**WHAT IS ASKED**
Omit all pictures. Quote the lines from the one with "Give me the" through the end of the listing below, exactly as they appear.

--- Begin ---

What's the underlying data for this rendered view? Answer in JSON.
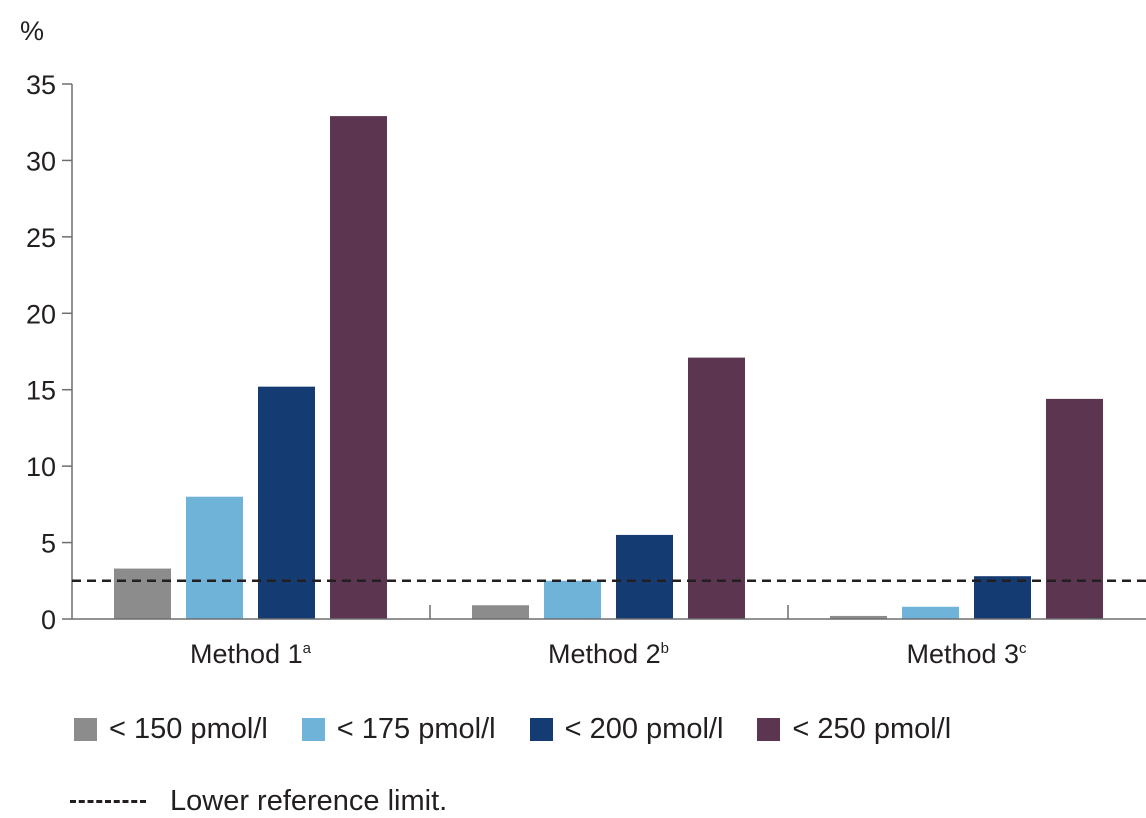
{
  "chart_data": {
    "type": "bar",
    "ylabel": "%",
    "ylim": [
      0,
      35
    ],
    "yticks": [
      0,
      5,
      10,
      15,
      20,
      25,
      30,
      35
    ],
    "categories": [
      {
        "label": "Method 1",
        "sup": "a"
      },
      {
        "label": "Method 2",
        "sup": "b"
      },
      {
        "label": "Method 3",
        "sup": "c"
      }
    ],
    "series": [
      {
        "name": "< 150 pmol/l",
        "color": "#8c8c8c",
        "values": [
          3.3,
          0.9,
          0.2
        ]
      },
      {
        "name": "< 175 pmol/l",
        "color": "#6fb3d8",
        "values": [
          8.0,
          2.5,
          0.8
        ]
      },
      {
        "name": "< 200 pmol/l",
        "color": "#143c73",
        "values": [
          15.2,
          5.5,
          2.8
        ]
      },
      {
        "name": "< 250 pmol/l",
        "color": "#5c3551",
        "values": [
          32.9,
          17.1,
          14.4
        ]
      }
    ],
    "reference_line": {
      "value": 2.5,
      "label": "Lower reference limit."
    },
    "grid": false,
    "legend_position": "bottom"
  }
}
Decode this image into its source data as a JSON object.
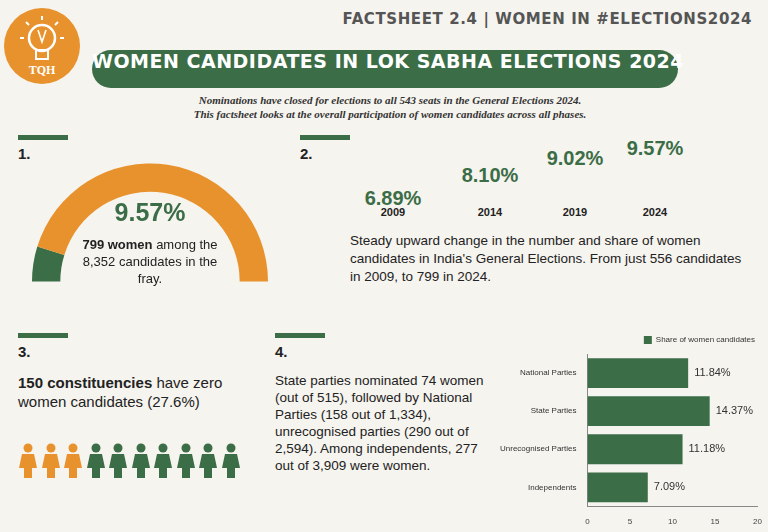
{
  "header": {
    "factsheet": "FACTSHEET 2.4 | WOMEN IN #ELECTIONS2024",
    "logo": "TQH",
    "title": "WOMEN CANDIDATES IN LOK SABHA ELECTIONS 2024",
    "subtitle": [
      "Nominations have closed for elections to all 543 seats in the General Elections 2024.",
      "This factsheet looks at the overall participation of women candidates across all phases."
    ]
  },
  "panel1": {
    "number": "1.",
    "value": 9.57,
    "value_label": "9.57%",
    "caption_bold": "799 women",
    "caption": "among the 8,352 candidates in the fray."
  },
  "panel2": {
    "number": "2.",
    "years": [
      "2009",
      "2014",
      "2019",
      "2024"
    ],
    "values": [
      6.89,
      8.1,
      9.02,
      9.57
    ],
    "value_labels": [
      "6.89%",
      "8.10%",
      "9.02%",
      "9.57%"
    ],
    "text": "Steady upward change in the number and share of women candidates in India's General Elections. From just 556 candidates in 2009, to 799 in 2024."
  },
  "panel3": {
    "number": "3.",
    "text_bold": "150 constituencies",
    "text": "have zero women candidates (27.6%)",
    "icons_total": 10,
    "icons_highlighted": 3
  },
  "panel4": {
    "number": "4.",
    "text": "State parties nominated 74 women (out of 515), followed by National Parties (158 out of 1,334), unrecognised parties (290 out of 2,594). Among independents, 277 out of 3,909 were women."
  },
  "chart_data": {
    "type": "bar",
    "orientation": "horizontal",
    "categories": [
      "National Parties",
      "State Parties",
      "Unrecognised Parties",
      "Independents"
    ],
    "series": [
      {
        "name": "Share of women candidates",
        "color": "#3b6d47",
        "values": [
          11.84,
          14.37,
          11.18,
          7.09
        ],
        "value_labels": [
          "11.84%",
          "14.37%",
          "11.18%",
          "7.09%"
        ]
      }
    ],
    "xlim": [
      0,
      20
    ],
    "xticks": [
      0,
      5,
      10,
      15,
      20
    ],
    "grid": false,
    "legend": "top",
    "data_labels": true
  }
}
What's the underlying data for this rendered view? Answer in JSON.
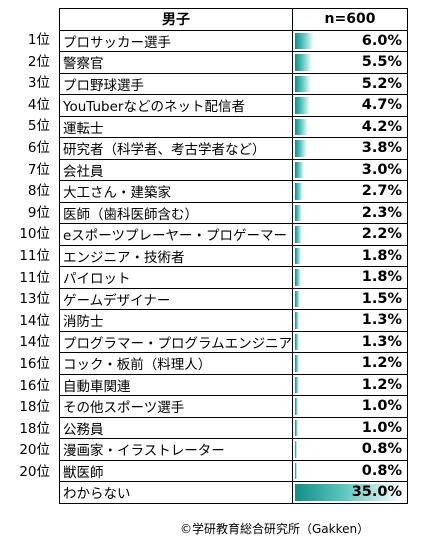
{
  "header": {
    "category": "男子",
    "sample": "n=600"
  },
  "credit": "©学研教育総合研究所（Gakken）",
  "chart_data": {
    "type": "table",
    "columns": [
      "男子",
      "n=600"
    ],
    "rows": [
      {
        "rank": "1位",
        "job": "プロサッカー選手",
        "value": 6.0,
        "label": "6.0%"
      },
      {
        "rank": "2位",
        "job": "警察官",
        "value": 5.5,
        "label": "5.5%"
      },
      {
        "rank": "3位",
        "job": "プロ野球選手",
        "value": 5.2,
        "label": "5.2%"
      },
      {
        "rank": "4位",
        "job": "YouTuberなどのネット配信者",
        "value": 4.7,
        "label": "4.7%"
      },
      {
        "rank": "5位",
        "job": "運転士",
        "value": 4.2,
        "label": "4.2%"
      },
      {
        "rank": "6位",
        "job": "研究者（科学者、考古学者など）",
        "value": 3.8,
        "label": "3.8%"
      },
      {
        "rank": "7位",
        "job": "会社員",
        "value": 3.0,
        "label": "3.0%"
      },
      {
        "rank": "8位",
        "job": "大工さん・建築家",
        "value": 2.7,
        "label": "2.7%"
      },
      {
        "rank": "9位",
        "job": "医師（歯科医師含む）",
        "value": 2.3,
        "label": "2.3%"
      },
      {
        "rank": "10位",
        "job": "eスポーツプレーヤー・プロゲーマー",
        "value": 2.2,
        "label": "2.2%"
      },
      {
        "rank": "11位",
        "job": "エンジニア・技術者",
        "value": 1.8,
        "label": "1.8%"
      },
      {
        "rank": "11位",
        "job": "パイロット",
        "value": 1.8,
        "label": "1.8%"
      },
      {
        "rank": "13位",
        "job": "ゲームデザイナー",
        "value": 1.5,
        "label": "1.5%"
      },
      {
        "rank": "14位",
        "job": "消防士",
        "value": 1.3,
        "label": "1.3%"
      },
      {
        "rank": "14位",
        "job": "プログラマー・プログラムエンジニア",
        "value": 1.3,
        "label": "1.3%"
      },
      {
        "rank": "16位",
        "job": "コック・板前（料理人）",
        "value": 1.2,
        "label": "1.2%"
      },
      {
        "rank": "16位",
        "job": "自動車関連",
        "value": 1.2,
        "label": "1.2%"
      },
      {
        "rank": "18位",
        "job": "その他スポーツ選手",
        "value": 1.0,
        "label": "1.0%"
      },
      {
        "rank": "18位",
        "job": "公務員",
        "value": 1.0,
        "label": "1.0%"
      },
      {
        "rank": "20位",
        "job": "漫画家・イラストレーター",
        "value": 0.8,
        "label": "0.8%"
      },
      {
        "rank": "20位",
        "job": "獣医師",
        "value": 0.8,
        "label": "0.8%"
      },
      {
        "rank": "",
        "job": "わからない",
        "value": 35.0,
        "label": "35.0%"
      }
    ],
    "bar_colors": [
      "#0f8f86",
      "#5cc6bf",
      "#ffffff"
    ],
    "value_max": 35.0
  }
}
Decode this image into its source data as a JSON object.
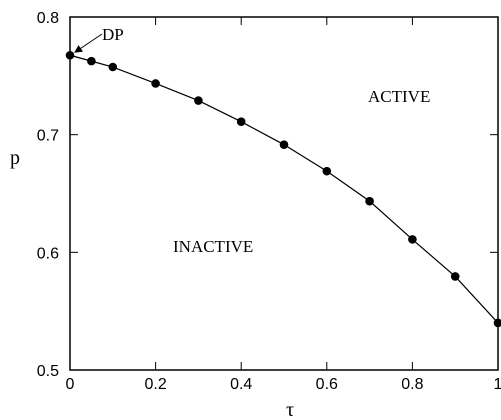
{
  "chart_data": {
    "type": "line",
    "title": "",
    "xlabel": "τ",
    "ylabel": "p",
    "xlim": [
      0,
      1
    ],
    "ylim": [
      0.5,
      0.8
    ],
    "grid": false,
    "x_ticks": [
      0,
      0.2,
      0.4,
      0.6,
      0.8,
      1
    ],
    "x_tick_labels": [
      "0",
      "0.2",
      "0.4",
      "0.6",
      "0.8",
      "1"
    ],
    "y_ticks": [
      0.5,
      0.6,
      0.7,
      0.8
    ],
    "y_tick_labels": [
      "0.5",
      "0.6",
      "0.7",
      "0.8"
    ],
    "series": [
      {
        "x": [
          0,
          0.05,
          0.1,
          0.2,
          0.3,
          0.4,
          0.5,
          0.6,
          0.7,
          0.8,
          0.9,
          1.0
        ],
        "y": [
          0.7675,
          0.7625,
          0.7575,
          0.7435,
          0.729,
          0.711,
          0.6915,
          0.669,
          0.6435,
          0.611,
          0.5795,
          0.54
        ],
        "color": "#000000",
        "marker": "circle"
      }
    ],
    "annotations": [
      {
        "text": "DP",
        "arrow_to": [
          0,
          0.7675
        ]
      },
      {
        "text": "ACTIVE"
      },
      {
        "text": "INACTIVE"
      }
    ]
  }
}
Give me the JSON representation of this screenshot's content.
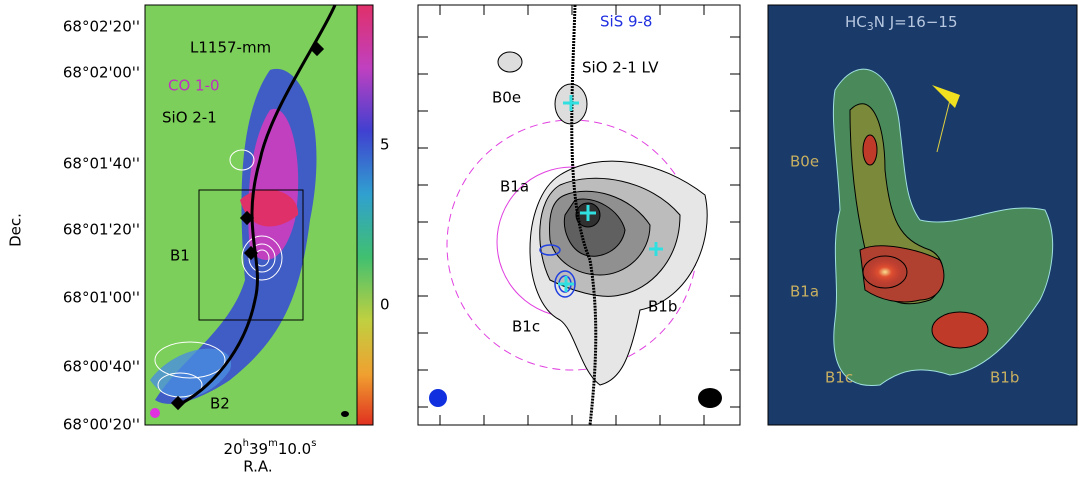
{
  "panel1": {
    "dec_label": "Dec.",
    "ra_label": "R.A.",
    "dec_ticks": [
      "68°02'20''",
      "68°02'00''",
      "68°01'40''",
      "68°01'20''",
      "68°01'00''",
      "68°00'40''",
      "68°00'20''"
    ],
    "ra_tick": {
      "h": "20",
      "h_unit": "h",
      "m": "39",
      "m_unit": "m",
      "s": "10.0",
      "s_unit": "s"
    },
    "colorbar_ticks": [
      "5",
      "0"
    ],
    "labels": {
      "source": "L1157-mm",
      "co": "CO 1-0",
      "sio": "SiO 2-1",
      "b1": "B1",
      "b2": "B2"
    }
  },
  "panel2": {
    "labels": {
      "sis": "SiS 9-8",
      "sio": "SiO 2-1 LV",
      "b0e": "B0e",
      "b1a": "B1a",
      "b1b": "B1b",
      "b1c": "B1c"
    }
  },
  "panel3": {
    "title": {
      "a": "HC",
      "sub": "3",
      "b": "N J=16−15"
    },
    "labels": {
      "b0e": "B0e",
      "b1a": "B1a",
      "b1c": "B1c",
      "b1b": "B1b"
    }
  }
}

--- End ---

**EXERCISE ANSWER**
Give me the JSON representation of this screenshot's content.
{
  "panel1": {
    "dec_label": "Dec.",
    "ra_label": "R.A.",
    "dec_ticks": [
      "68°02'20''",
      "68°02'00''",
      "68°01'40''",
      "68°01'20''",
      "68°01'00''",
      "68°00'40''",
      "68°00'20''"
    ],
    "ra_tick": {
      "h": "20",
      "h_unit": "h",
      "m": "39",
      "m_unit": "m",
      "s": "10.0",
      "s_unit": "s"
    },
    "colorbar_ticks": [
      "5",
      "0"
    ],
    "labels": {
      "source": "L1157-mm",
      "co": "CO 1-0",
      "sio": "SiO 2-1",
      "b1": "B1",
      "b2": "B2"
    }
  },
  "panel2": {
    "labels": {
      "sis": "SiS 9-8",
      "sio": "SiO 2-1 LV",
      "b0e": "B0e",
      "b1a": "B1a",
      "b1b": "B1b",
      "b1c": "B1c"
    }
  },
  "panel3": {
    "title": {
      "a": "HC",
      "sub": "3",
      "b": "N J=16−15"
    },
    "labels": {
      "b0e": "B0e",
      "b1a": "B1a",
      "b1c": "B1c",
      "b1b": "B1b"
    }
  }
}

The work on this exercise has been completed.